Extracted data –
= Beginning of Section =
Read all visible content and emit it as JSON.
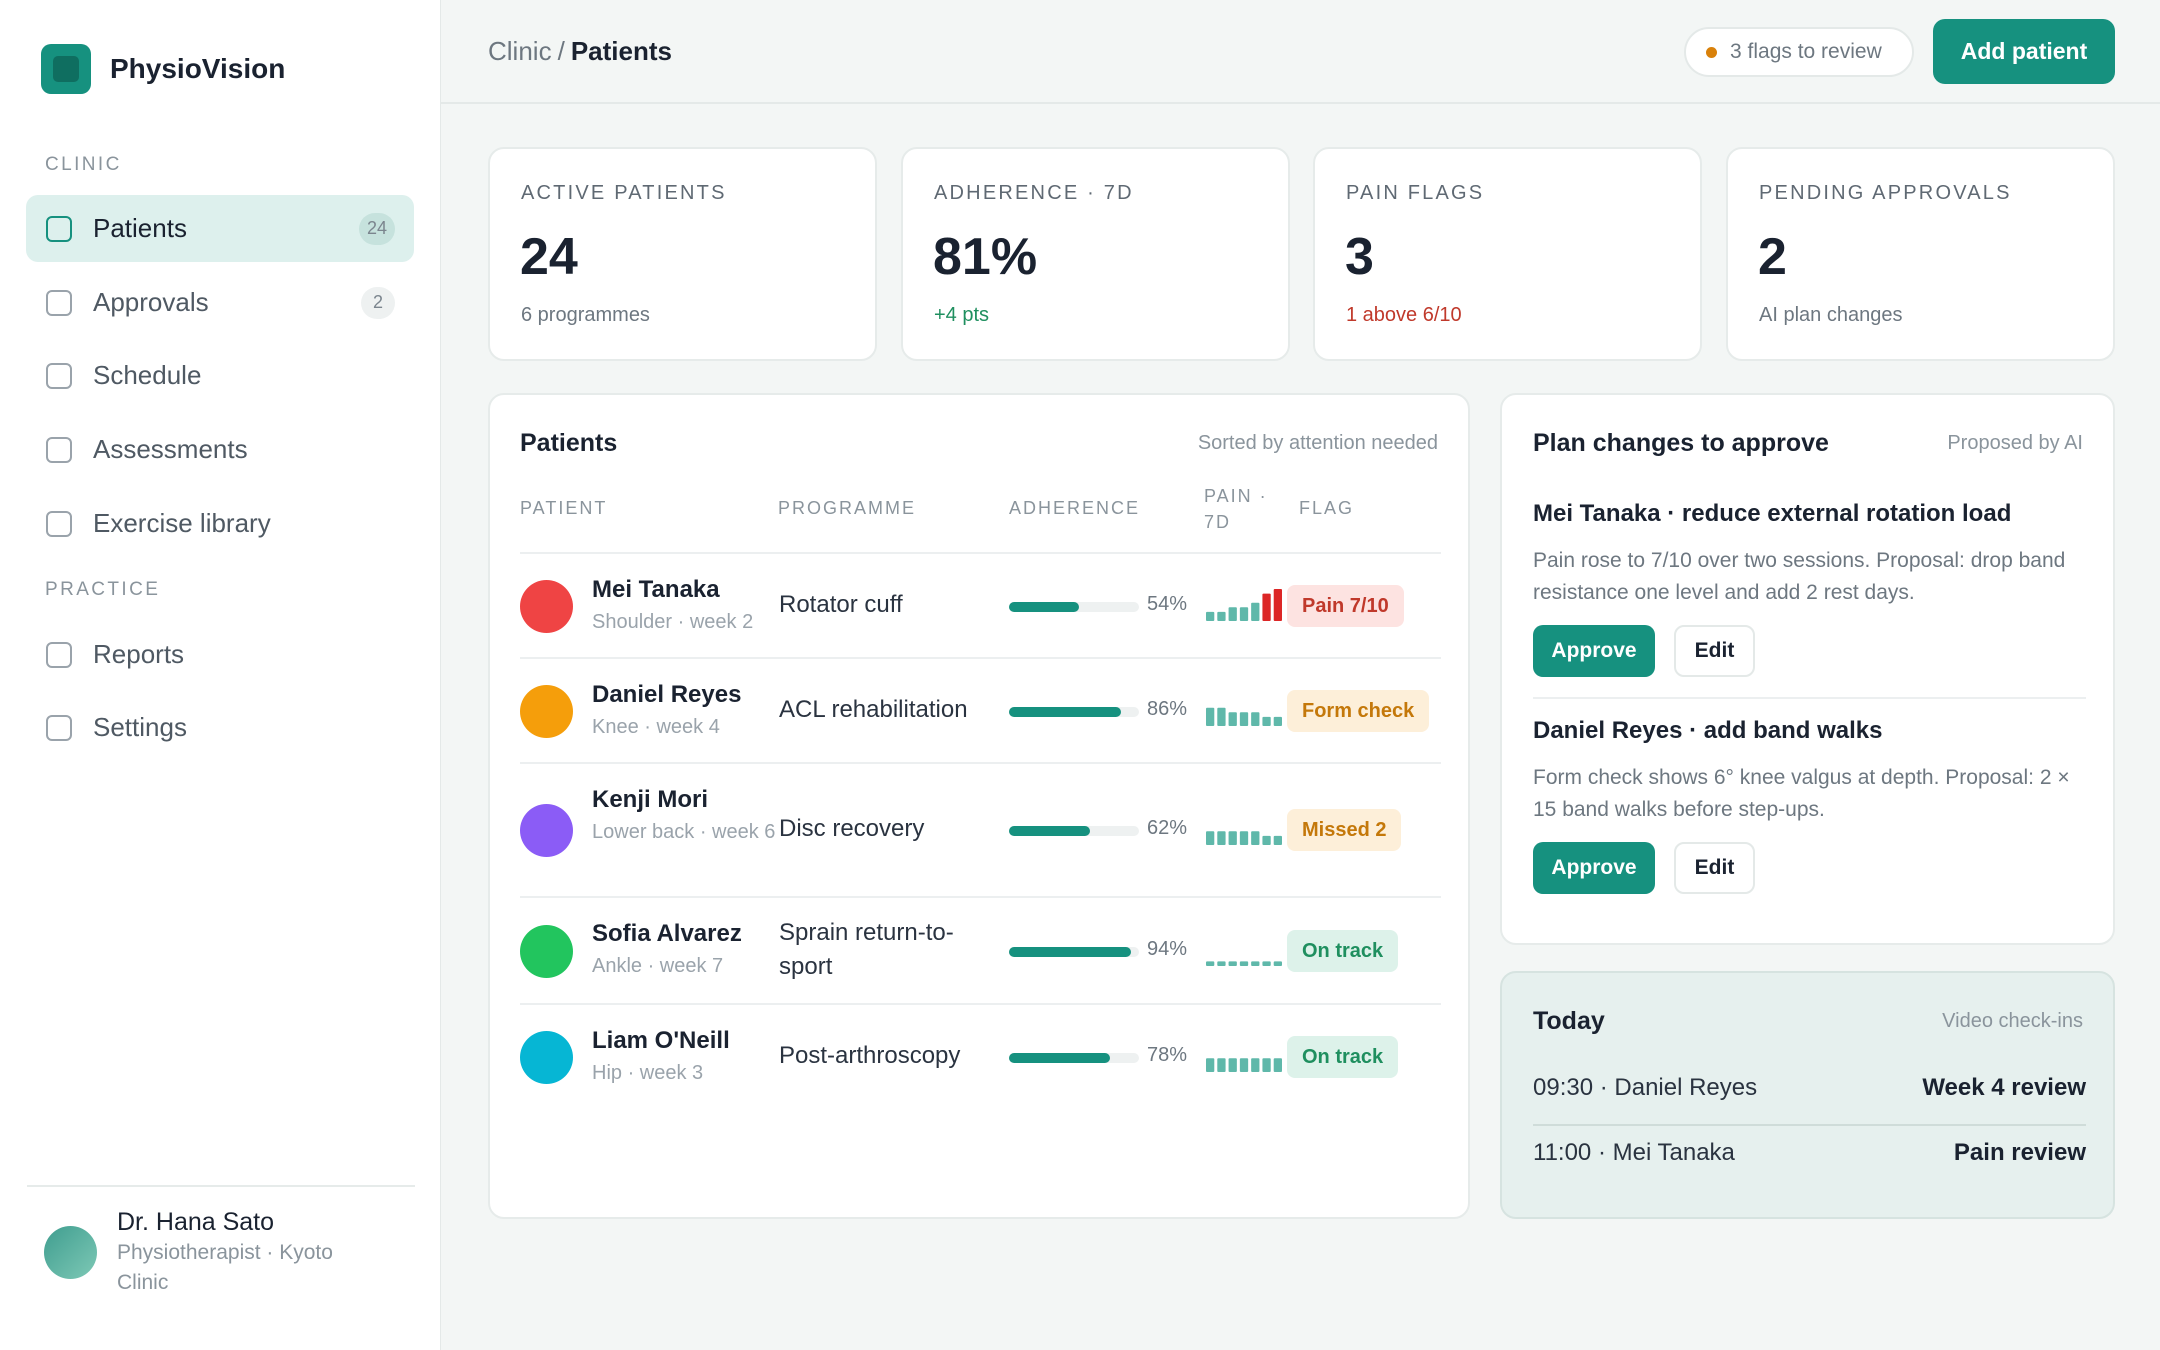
{
  "sidebar": {
    "brand": "PhysioVision",
    "sections": {
      "clinic": "CLINIC",
      "practice": "PRACTICE"
    },
    "items": [
      {
        "label": "Patients",
        "badge": "24",
        "active": true
      },
      {
        "label": "Approvals",
        "badge": "2"
      },
      {
        "label": "Schedule"
      },
      {
        "label": "Assessments"
      },
      {
        "label": "Exercise library"
      },
      {
        "label": "Reports"
      },
      {
        "label": "Settings"
      }
    ],
    "profile": {
      "name": "Dr. Hana Sato",
      "role": "Physiotherapist · Kyoto Clinic"
    }
  },
  "header": {
    "breadcrumb": {
      "parent": "Clinic",
      "separator": "/",
      "current": "Patients"
    },
    "flags_pill": "3 flags to review",
    "add_button": "Add patient"
  },
  "stats": [
    {
      "label": "ACTIVE PATIENTS",
      "value": "24",
      "sub": "6 programmes",
      "tone": "neutral"
    },
    {
      "label": "ADHERENCE · 7D",
      "value": "81%",
      "sub": "+4 pts",
      "tone": "green"
    },
    {
      "label": "PAIN FLAGS",
      "value": "3",
      "sub": "1 above 6/10",
      "tone": "red"
    },
    {
      "label": "PENDING APPROVALS",
      "value": "2",
      "sub": "AI plan changes",
      "tone": "neutral"
    }
  ],
  "patients": {
    "title": "Patients",
    "note": "Sorted by attention needed",
    "columns": {
      "patient": "PATIENT",
      "programme": "PROGRAMME",
      "adherence": "ADHERENCE",
      "pain": "PAIN · 7D",
      "flag": "FLAG"
    },
    "rows": [
      {
        "name": "Mei Tanaka",
        "sub": "Shoulder · week 2",
        "programme": "Rotator cuff",
        "adherence": 54,
        "adherence_label": "54%",
        "pain": [
          2,
          2,
          3,
          3,
          4,
          6,
          7
        ],
        "flag": "Pain 7/10",
        "flag_tone": "red",
        "avatar_color": "#ef4444"
      },
      {
        "name": "Daniel Reyes",
        "sub": "Knee · week 4",
        "programme": "ACL rehabilitation",
        "adherence": 86,
        "adherence_label": "86%",
        "pain": [
          4,
          4,
          3,
          3,
          3,
          2,
          2
        ],
        "flag": "Form check",
        "flag_tone": "amber",
        "avatar_color": "#f59e0b"
      },
      {
        "name": "Kenji Mori",
        "sub": "Lower back · week 6",
        "programme": "Disc recovery",
        "adherence": 62,
        "adherence_label": "62%",
        "pain": [
          3,
          3,
          3,
          3,
          3,
          2,
          2
        ],
        "flag": "Missed 2",
        "flag_tone": "amber",
        "avatar_color": "#8b5cf6"
      },
      {
        "name": "Sofia Alvarez",
        "sub": "Ankle · week 7",
        "programme": "Sprain return-to-sport",
        "adherence": 94,
        "adherence_label": "94%",
        "pain": [
          1,
          1,
          1,
          1,
          1,
          1,
          1
        ],
        "flag": "On track",
        "flag_tone": "green",
        "avatar_color": "#22c55e"
      },
      {
        "name": "Liam O'Neill",
        "sub": "Hip · week 3",
        "programme": "Post-arthroscopy",
        "adherence": 78,
        "adherence_label": "78%",
        "pain": [
          3,
          3,
          3,
          3,
          3,
          3,
          3
        ],
        "flag": "On track",
        "flag_tone": "green",
        "avatar_color": "#06b6d4"
      }
    ]
  },
  "plan_changes": {
    "title": "Plan changes to approve",
    "note": "Proposed by AI",
    "proposals": [
      {
        "title": "Mei Tanaka · reduce external rotation load",
        "text": "Pain rose to 7/10 over two sessions. Proposal: drop band resistance one level and add 2 rest days.",
        "approve": "Approve",
        "edit": "Edit"
      },
      {
        "title": "Daniel Reyes · add band walks",
        "text": "Form check shows 6° knee valgus at depth. Proposal: 2 × 15 band walks before step-ups.",
        "approve": "Approve",
        "edit": "Edit"
      }
    ]
  },
  "today": {
    "title": "Today",
    "note": "Video check-ins",
    "items": [
      {
        "left": "09:30 · Daniel Reyes",
        "right": "Week 4 review"
      },
      {
        "left": "11:00 · Mei Tanaka",
        "right": "Pain review"
      }
    ]
  },
  "colors": {
    "accent": "#16917f",
    "pain_high": "#dc2626",
    "spark": "#5fb8aa"
  }
}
= End of Section =
Required action – Go through the records above and copy every line with the word "title".

Solution for this exercise –
    "title": "Patients",
    "title": "Plan changes to approve",
        "title": "Mei Tanaka · reduce external rotation load",
        "title": "Daniel Reyes · add band walks",
    "title": "Today",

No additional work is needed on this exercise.